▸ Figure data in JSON

• • • • •

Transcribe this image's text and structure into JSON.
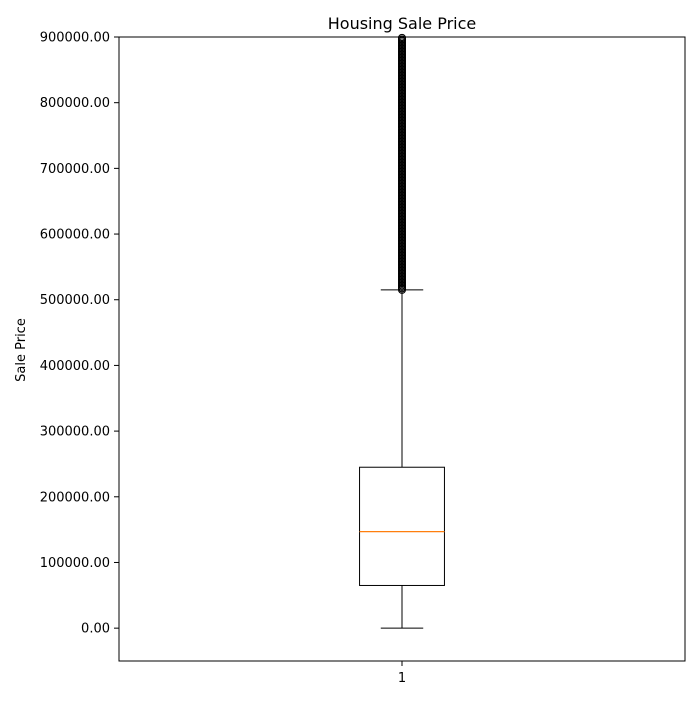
{
  "chart_data": {
    "type": "box",
    "title": "Housing Sale Price",
    "xlabel": "",
    "ylabel": "Sale Price",
    "ylim": [
      -50000,
      900000
    ],
    "yticks": [
      0,
      100000,
      200000,
      300000,
      400000,
      500000,
      600000,
      700000,
      800000,
      900000
    ],
    "ytick_labels": [
      "0.00",
      "100000.00",
      "200000.00",
      "300000.00",
      "400000.00",
      "500000.00",
      "600000.00",
      "700000.00",
      "800000.00",
      "900000.00"
    ],
    "categories": [
      "1"
    ],
    "boxes": [
      {
        "category": "1",
        "whisker_low": 0,
        "q1": 65000,
        "median": 147000,
        "q3": 245000,
        "whisker_high": 515000,
        "outlier_min": 515000,
        "outlier_max": 900000
      }
    ],
    "grid": false,
    "colors": {
      "box": "#000000",
      "median": "#ff7f0e",
      "outliers": "#000000"
    }
  }
}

• • • • •

Find every line in the records that contains the word "Sale"; copy those lines.

    "title": "Housing Sale Price",
    "ylabel": "Sale Price",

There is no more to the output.